_Data provided_

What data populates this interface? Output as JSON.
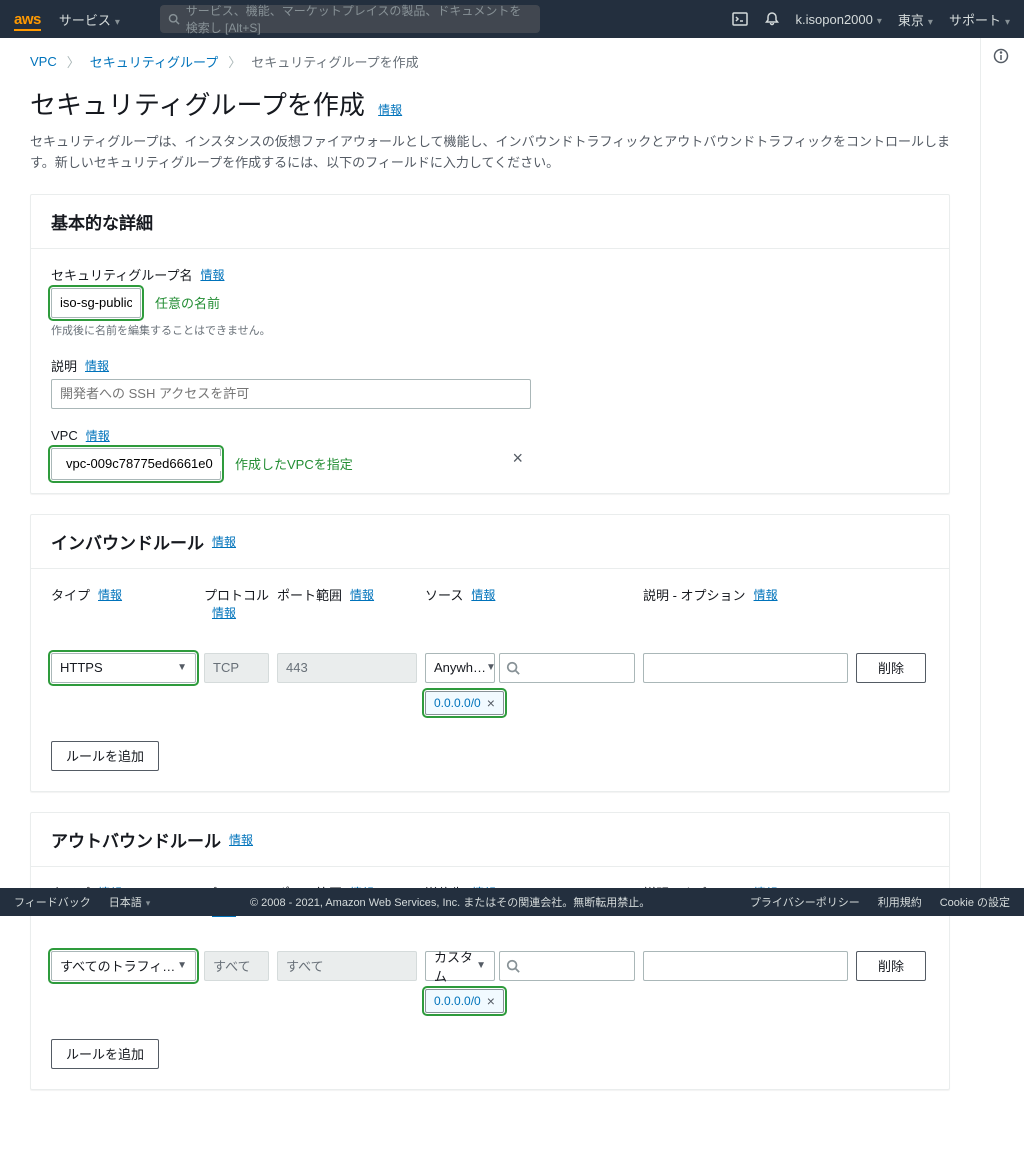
{
  "topnav": {
    "logo": "aws",
    "services": "サービス",
    "search_placeholder": "サービス、機能、マーケットプレイスの製品、ドキュメントを検索し   [Alt+S]",
    "account": "k.isopon2000",
    "region": "東京",
    "support": "サポート"
  },
  "breadcrumb": {
    "vpc": "VPC",
    "sg": "セキュリティグループ",
    "current": "セキュリティグループを作成"
  },
  "heading": {
    "title": "セキュリティグループを作成",
    "info": "情報"
  },
  "description": "セキュリティグループは、インスタンスの仮想ファイアウォールとして機能し、インバウンドトラフィックとアウトバウンドトラフィックをコントロールします。新しいセキュリティグループを作成するには、以下のフィールドに入力してください。",
  "basic": {
    "header": "基本的な詳細",
    "name_label": "セキュリティグループ名",
    "name_info": "情報",
    "name_value": "iso-sg-public",
    "name_annot": "任意の名前",
    "name_help": "作成後に名前を編集することはできません。",
    "desc_label": "説明",
    "desc_info": "情報",
    "desc_placeholder": "開発者への SSH アクセスを許可",
    "vpc_label": "VPC",
    "vpc_info": "情報",
    "vpc_value": "vpc-009c78775ed6661e0",
    "vpc_annot": "作成したVPCを指定"
  },
  "inbound": {
    "header": "インバウンドルール",
    "header_info": "情報",
    "cols": {
      "type": "タイプ",
      "type_info": "情報",
      "proto": "プロトコル",
      "proto_info": "情報",
      "port": "ポート範囲",
      "port_info": "情報",
      "source": "ソース",
      "source_info": "情報",
      "desc": "説明 - オプション",
      "desc_info": "情報"
    },
    "row": {
      "type": "HTTPS",
      "proto": "TCP",
      "port": "443",
      "source_type": "Anywh…",
      "cidr": "0.0.0.0/0",
      "delete": "削除"
    },
    "add": "ルールを追加"
  },
  "outbound": {
    "header": "アウトバウンドルール",
    "header_info": "情報",
    "cols": {
      "type": "タイプ",
      "type_info": "情報",
      "proto": "プロトコル",
      "proto_info": "情報",
      "port": "ポート範囲",
      "port_info": "情報",
      "dest": "送信先",
      "dest_info": "情報",
      "desc": "説明 - オプション",
      "desc_info": "情報"
    },
    "row": {
      "type": "すべてのトラフィ…",
      "proto": "すべて",
      "port": "すべて",
      "dest_type": "カスタム",
      "cidr": "0.0.0.0/0",
      "delete": "削除"
    },
    "add": "ルールを追加"
  },
  "footer": {
    "feedback": "フィードバック",
    "language": "日本語",
    "copyright": "© 2008 - 2021, Amazon Web Services, Inc. またはその関連会社。無断転用禁止。",
    "privacy": "プライバシーポリシー",
    "terms": "利用規約",
    "cookie": "Cookie の設定"
  }
}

_Goal of the exercise_
Your copy of the data above should match it exactly, except that pictures are left out.

_Solved problem_
What data populates this interface? Output as JSON.
{
  "topnav": {
    "logo": "aws",
    "services": "サービス",
    "search_placeholder": "サービス、機能、マーケットプレイスの製品、ドキュメントを検索し   [Alt+S]",
    "account": "k.isopon2000",
    "region": "東京",
    "support": "サポート"
  },
  "breadcrumb": {
    "vpc": "VPC",
    "sg": "セキュリティグループ",
    "current": "セキュリティグループを作成"
  },
  "heading": {
    "title": "セキュリティグループを作成",
    "info": "情報"
  },
  "description": "セキュリティグループは、インスタンスの仮想ファイアウォールとして機能し、インバウンドトラフィックとアウトバウンドトラフィックをコントロールします。新しいセキュリティグループを作成するには、以下のフィールドに入力してください。",
  "basic": {
    "header": "基本的な詳細",
    "name_label": "セキュリティグループ名",
    "name_info": "情報",
    "name_value": "iso-sg-public",
    "name_annot": "任意の名前",
    "name_help": "作成後に名前を編集することはできません。",
    "desc_label": "説明",
    "desc_info": "情報",
    "desc_placeholder": "開発者への SSH アクセスを許可",
    "vpc_label": "VPC",
    "vpc_info": "情報",
    "vpc_value": "vpc-009c78775ed6661e0",
    "vpc_annot": "作成したVPCを指定"
  },
  "inbound": {
    "header": "インバウンドルール",
    "header_info": "情報",
    "cols": {
      "type": "タイプ",
      "type_info": "情報",
      "proto": "プロトコル",
      "proto_info": "情報",
      "port": "ポート範囲",
      "port_info": "情報",
      "source": "ソース",
      "source_info": "情報",
      "desc": "説明 - オプション",
      "desc_info": "情報"
    },
    "row": {
      "type": "HTTPS",
      "proto": "TCP",
      "port": "443",
      "source_type": "Anywh…",
      "cidr": "0.0.0.0/0",
      "delete": "削除"
    },
    "add": "ルールを追加"
  },
  "outbound": {
    "header": "アウトバウンドルール",
    "header_info": "情報",
    "cols": {
      "type": "タイプ",
      "type_info": "情報",
      "proto": "プロトコル",
      "proto_info": "情報",
      "port": "ポート範囲",
      "port_info": "情報",
      "dest": "送信先",
      "dest_info": "情報",
      "desc": "説明 - オプション",
      "desc_info": "情報"
    },
    "row": {
      "type": "すべてのトラフィ…",
      "proto": "すべて",
      "port": "すべて",
      "dest_type": "カスタム",
      "cidr": "0.0.0.0/0",
      "delete": "削除"
    },
    "add": "ルールを追加"
  },
  "footer": {
    "feedback": "フィードバック",
    "language": "日本語",
    "copyright": "© 2008 - 2021, Amazon Web Services, Inc. またはその関連会社。無断転用禁止。",
    "privacy": "プライバシーポリシー",
    "terms": "利用規約",
    "cookie": "Cookie の設定"
  }
}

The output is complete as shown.